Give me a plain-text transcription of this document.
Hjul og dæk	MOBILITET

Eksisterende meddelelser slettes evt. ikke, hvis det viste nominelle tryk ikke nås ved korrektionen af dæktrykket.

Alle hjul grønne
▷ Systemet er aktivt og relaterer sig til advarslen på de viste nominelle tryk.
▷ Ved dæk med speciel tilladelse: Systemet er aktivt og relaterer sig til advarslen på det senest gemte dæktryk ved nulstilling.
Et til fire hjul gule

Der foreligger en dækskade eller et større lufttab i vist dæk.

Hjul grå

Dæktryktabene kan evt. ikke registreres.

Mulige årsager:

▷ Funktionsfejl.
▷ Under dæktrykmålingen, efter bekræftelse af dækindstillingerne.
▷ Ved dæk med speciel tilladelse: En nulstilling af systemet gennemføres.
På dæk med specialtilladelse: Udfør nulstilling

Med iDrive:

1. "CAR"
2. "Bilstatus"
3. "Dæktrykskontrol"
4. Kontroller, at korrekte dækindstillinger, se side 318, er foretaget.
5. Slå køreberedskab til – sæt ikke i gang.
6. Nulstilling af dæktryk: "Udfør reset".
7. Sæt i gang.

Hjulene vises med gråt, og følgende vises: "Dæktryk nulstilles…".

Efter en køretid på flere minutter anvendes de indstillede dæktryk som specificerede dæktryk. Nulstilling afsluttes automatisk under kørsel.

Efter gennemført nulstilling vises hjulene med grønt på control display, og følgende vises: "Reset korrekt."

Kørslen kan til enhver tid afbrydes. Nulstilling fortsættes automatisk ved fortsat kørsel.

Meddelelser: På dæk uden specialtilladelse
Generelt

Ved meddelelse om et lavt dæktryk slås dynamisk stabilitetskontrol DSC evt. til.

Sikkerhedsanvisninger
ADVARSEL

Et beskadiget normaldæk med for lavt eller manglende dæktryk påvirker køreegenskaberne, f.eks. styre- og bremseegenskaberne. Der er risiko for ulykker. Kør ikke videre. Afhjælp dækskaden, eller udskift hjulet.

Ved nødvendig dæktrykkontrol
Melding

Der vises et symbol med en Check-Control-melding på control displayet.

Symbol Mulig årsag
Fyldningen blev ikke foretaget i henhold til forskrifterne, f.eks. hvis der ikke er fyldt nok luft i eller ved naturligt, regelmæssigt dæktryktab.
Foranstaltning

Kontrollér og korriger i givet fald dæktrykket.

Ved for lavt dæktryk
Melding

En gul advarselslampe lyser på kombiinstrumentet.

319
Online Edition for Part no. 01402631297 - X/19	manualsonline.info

**Stated task**
Set down the listing in full, keeping every word exactly as it is.

**The output**
Give me a plain-text transcription of this document.
Hjul og dæk	MOBILITET

Eksisterende meddelelser slettes evt. ikke, hvis det viste nominelle tryk ikke nås ved korrektionen af dæktrykket.

Alle hjul grønne
▷ Systemet er aktivt og relaterer sig til advarslen på de viste nominelle tryk.
▷ Ved dæk med speciel tilladelse: Systemet er aktivt og relaterer sig til advarslen på det senest gemte dæktryk ved nulstilling.
Et til fire hjul gule

Der foreligger en dækskade eller et større lufttab i vist dæk.

Hjul grå

Dæktryktabene kan evt. ikke registreres.

Mulige årsager:

▷ Funktionsfejl.
▷ Under dæktrykmålingen, efter bekræftelse af dækindstillingerne.
▷ Ved dæk med speciel tilladelse: En nulstilling af systemet gennemføres.
På dæk med specialtilladelse: Udfør nulstilling

Med iDrive:

1. "CAR"
2. "Bilstatus"
3. "Dæktrykskontrol"
4. Kontroller, at korrekte dækindstillinger, se side 318, er foretaget.
5. Slå køreberedskab til – sæt ikke i gang.
6. Nulstilling af dæktryk: "Udfør reset".
7. Sæt i gang.

Hjulene vises med gråt, og følgende vises: "Dæktryk nulstilles…".

Efter en køretid på flere minutter anvendes de indstillede dæktryk som specificerede dæktryk. Nulstilling afsluttes automatisk under kørsel.

Efter gennemført nulstilling vises hjulene med grønt på control display, og følgende vises: "Reset korrekt."

Kørslen kan til enhver tid afbrydes. Nulstilling fortsættes automatisk ved fortsat kørsel.

Meddelelser: På dæk uden specialtilladelse
Generelt

Ved meddelelse om et lavt dæktryk slås dynamisk stabilitetskontrol DSC evt. til.

Sikkerhedsanvisninger
ADVARSEL

Et beskadiget normaldæk med for lavt eller manglende dæktryk påvirker køreegenskaberne, f.eks. styre- og bremseegenskaberne. Der er risiko for ulykker. Kør ikke videre. Afhjælp dækskaden, eller udskift hjulet.

Ved nødvendig dæktrykkontrol
Melding

Der vises et symbol med en Check-Control-melding på control displayet.

Symbol Mulig årsag
Fyldningen blev ikke foretaget i henhold til forskrifterne, f.eks. hvis der ikke er fyldt nok luft i eller ved naturligt, regelmæssigt dæktryktab.
Foranstaltning

Kontrollér og korriger i givet fald dæktrykket.

Ved for lavt dæktryk
Melding

En gul advarselslampe lyser på kombiinstrumentet.

319
Online Edition for Part no. 01402631297 - X/19	manualsonline.info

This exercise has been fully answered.